'''

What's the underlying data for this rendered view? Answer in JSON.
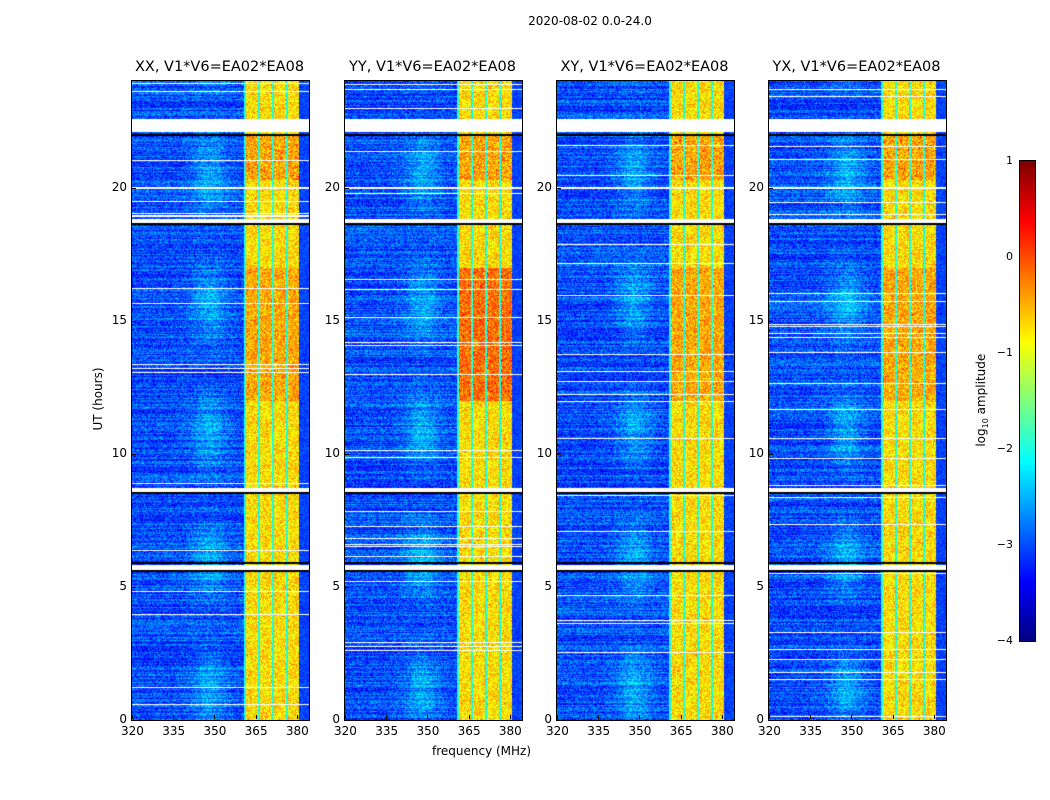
{
  "chart_data": {
    "type": "heatmap",
    "title": "2020-08-02 0.0-24.0",
    "xlabel": "frequency (MHz)",
    "ylabel": "UT (hours)",
    "xlim": [
      320,
      384.4
    ],
    "ylim": [
      0,
      24
    ],
    "xticks": [
      "320",
      "335",
      "350",
      "365",
      "380"
    ],
    "xtick_values": [
      320,
      335,
      350,
      365,
      380
    ],
    "yticks": [
      "0",
      "5",
      "10",
      "15",
      "20"
    ],
    "ytick_values": [
      0,
      5,
      10,
      15,
      20
    ],
    "panels": [
      {
        "title": "XX, V1*V6=EA02*EA08"
      },
      {
        "title": "YY, V1*V6=EA02*EA08"
      },
      {
        "title": "XY, V1*V6=EA02*EA08"
      },
      {
        "title": "YX, V1*V6=EA02*EA08"
      }
    ],
    "colorbar": {
      "label": "log",
      "label_sub": "10",
      "label_tail": " amplitude",
      "range": [
        -4,
        1
      ],
      "ticks": [
        "1",
        "0",
        "−1",
        "−2",
        "−3",
        "−4"
      ],
      "tick_values": [
        1,
        0,
        -1,
        -2,
        -3,
        -4
      ],
      "colormap": "jet"
    },
    "background_level": -3.0,
    "rfi_band_mhz": [
      360.7,
      380.4
    ],
    "strong_rfi_hours": [
      12,
      17
    ],
    "flagged_hours": [
      [
        22.1,
        22.6
      ],
      [
        19.95,
        20.05
      ],
      [
        18.7,
        18.85
      ],
      [
        8.6,
        8.75
      ],
      [
        5.65,
        5.85
      ]
    ],
    "black_lines_hours": [
      22.0,
      18.65,
      8.55,
      5.9,
      5.6
    ]
  }
}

'''

▸ **PROBLEM DESCRIPTION**:
Reproduce all of the material above word for word. Omit the pictures.

▸ **COMPLETE RESPONSE**:
What's the underlying data for this rendered view? Answer in JSON.
{
  "chart_data": {
    "type": "heatmap",
    "title": "2020-08-02 0.0-24.0",
    "xlabel": "frequency (MHz)",
    "ylabel": "UT (hours)",
    "xlim": [
      320,
      384.4
    ],
    "ylim": [
      0,
      24
    ],
    "xticks": [
      "320",
      "335",
      "350",
      "365",
      "380"
    ],
    "xtick_values": [
      320,
      335,
      350,
      365,
      380
    ],
    "yticks": [
      "0",
      "5",
      "10",
      "15",
      "20"
    ],
    "ytick_values": [
      0,
      5,
      10,
      15,
      20
    ],
    "panels": [
      {
        "title": "XX, V1*V6=EA02*EA08"
      },
      {
        "title": "YY, V1*V6=EA02*EA08"
      },
      {
        "title": "XY, V1*V6=EA02*EA08"
      },
      {
        "title": "YX, V1*V6=EA02*EA08"
      }
    ],
    "colorbar": {
      "label": "log",
      "label_sub": "10",
      "label_tail": " amplitude",
      "range": [
        -4,
        1
      ],
      "ticks": [
        "1",
        "0",
        "−1",
        "−2",
        "−3",
        "−4"
      ],
      "tick_values": [
        1,
        0,
        -1,
        -2,
        -3,
        -4
      ],
      "colormap": "jet"
    },
    "background_level": -3.0,
    "rfi_band_mhz": [
      360.7,
      380.4
    ],
    "strong_rfi_hours": [
      12,
      17
    ],
    "flagged_hours": [
      [
        22.1,
        22.6
      ],
      [
        19.95,
        20.05
      ],
      [
        18.7,
        18.85
      ],
      [
        8.6,
        8.75
      ],
      [
        5.65,
        5.85
      ]
    ],
    "black_lines_hours": [
      22.0,
      18.65,
      8.55,
      5.9,
      5.6
    ]
  }
}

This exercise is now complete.